- [Objective]:
Work out the number of lines with the word "name" in the material below, then reply with that number only.

* begin *

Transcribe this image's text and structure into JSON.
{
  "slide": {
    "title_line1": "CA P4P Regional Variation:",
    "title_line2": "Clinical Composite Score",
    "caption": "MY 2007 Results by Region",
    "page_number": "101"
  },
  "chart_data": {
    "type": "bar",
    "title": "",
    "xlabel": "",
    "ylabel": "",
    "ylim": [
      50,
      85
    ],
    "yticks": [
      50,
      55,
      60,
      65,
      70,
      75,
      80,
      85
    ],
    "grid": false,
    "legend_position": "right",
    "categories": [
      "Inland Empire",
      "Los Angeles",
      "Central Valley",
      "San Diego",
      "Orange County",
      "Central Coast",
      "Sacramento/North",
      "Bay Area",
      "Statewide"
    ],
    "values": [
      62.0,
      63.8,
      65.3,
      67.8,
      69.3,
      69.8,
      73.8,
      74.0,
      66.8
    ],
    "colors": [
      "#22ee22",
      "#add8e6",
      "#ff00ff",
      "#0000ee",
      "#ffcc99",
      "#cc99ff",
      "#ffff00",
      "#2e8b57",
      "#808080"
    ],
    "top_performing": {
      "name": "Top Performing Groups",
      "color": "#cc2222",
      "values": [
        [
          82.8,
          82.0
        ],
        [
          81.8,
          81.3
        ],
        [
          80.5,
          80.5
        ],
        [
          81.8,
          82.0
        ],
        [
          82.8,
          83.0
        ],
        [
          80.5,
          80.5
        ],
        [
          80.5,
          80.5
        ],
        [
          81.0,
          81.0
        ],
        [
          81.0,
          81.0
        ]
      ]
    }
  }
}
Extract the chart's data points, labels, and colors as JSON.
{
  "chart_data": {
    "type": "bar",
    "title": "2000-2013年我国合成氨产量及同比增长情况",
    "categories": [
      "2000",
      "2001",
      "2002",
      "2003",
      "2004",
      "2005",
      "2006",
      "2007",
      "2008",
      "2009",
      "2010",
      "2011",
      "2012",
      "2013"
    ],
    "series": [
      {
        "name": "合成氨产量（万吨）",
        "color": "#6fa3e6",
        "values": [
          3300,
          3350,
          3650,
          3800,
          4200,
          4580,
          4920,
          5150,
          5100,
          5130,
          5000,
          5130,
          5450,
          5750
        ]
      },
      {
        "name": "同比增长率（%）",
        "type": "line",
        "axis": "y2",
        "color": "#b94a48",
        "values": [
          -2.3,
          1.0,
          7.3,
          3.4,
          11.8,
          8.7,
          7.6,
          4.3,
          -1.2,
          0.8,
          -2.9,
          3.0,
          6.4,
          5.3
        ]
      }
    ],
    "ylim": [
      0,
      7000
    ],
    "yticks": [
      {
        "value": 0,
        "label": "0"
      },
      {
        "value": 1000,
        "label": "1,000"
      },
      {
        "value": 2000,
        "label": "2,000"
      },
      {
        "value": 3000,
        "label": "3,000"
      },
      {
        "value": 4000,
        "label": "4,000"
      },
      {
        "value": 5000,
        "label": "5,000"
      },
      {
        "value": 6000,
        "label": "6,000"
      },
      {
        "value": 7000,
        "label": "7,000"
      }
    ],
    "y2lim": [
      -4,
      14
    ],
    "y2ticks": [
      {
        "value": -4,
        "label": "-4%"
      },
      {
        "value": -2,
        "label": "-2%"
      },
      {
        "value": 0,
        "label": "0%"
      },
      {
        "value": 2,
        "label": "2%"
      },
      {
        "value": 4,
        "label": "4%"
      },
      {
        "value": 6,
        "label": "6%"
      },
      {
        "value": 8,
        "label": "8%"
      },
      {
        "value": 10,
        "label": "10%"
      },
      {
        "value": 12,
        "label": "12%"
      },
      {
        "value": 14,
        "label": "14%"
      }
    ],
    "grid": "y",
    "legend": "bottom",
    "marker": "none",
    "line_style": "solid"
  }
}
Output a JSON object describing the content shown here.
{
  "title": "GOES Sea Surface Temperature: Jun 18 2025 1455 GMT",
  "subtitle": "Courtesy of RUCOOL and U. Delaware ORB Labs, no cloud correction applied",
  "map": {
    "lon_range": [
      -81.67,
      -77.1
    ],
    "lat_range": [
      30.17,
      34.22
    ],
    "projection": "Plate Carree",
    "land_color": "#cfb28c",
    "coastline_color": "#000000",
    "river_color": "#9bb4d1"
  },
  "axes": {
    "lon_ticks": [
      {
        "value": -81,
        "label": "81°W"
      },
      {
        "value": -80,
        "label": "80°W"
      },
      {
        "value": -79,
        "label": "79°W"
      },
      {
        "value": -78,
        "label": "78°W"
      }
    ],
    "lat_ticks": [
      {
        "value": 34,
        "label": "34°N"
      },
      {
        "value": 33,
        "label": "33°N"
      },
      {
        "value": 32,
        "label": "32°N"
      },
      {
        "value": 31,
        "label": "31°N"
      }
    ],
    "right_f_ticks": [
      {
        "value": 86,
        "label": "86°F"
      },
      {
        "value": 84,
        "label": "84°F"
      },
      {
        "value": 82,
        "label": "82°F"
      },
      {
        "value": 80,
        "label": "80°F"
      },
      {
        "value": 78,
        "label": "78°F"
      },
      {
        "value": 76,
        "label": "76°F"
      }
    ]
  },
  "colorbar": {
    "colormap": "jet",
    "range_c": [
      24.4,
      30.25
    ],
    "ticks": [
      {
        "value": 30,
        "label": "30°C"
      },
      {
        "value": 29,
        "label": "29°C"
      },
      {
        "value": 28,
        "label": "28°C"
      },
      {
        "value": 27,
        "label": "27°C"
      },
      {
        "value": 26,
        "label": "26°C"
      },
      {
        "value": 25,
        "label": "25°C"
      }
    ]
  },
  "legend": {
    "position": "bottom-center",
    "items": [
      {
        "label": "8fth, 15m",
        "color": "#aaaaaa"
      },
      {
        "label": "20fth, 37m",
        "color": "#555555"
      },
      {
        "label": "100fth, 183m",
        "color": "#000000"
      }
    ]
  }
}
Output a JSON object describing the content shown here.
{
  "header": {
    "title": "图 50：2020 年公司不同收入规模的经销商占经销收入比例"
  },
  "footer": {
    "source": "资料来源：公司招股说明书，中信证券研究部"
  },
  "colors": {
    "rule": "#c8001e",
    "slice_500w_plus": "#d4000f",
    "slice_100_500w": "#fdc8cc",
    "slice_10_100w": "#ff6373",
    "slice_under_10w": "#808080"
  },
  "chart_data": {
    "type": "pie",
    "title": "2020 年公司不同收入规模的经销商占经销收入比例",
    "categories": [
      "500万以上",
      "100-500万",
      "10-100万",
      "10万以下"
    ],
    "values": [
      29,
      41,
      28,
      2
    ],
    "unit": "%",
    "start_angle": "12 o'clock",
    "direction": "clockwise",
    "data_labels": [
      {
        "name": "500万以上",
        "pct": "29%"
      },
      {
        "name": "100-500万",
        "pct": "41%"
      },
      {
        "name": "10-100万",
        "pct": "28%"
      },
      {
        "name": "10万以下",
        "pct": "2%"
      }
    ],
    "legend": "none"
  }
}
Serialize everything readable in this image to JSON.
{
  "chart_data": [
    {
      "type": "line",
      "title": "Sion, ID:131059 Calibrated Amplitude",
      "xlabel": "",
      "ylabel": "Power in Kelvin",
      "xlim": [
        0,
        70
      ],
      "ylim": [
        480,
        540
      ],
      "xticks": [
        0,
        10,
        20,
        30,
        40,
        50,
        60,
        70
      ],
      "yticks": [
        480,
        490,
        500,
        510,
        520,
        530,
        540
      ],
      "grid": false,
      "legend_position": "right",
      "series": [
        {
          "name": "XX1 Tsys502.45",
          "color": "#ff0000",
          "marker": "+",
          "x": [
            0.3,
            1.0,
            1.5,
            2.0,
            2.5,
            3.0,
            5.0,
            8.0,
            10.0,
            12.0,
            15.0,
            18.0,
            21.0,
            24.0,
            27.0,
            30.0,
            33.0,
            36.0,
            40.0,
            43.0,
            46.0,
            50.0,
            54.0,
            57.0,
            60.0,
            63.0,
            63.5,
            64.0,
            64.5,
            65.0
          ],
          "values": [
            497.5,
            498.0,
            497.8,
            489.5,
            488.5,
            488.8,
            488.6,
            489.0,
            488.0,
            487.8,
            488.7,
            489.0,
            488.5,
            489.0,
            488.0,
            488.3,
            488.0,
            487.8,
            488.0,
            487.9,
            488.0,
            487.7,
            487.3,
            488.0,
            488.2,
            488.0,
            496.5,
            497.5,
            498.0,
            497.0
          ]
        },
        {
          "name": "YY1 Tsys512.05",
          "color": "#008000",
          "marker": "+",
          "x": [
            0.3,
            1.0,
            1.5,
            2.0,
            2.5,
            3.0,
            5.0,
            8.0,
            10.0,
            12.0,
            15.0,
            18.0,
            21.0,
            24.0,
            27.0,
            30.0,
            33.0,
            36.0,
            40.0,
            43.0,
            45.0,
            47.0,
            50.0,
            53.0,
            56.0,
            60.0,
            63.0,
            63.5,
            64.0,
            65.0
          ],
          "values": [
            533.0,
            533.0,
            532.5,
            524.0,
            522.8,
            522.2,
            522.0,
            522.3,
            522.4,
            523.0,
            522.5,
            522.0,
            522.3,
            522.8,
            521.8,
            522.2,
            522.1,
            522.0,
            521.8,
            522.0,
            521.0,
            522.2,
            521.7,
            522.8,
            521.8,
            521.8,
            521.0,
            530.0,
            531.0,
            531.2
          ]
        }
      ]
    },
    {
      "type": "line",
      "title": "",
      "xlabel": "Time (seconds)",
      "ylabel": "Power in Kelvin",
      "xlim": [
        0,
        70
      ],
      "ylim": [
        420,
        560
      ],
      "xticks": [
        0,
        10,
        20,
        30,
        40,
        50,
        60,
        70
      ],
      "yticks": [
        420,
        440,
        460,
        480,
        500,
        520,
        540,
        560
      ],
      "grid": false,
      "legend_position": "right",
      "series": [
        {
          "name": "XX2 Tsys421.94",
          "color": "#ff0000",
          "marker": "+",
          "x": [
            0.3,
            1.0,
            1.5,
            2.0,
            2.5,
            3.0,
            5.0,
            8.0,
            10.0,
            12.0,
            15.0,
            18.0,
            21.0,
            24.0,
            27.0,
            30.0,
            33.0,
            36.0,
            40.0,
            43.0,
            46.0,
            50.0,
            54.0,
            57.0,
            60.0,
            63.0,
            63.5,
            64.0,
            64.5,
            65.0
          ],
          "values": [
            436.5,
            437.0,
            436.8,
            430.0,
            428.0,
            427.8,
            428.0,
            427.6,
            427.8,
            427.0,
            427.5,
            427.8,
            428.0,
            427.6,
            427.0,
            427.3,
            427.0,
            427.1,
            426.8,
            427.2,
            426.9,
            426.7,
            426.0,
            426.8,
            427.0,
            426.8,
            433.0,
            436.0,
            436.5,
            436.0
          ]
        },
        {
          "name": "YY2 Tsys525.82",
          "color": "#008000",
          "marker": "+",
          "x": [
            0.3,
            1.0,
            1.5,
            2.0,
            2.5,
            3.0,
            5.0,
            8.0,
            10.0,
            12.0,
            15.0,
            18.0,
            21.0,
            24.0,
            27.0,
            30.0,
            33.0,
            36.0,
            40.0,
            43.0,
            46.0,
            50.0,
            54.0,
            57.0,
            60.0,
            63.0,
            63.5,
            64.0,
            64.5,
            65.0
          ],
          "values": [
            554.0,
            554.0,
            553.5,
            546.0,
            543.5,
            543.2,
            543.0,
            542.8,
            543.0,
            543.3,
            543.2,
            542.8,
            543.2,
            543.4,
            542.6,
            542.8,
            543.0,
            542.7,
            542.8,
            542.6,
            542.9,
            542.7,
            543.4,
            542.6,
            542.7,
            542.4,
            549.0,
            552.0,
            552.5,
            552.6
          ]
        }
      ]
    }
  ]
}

* end *

- [Expected answer]:
11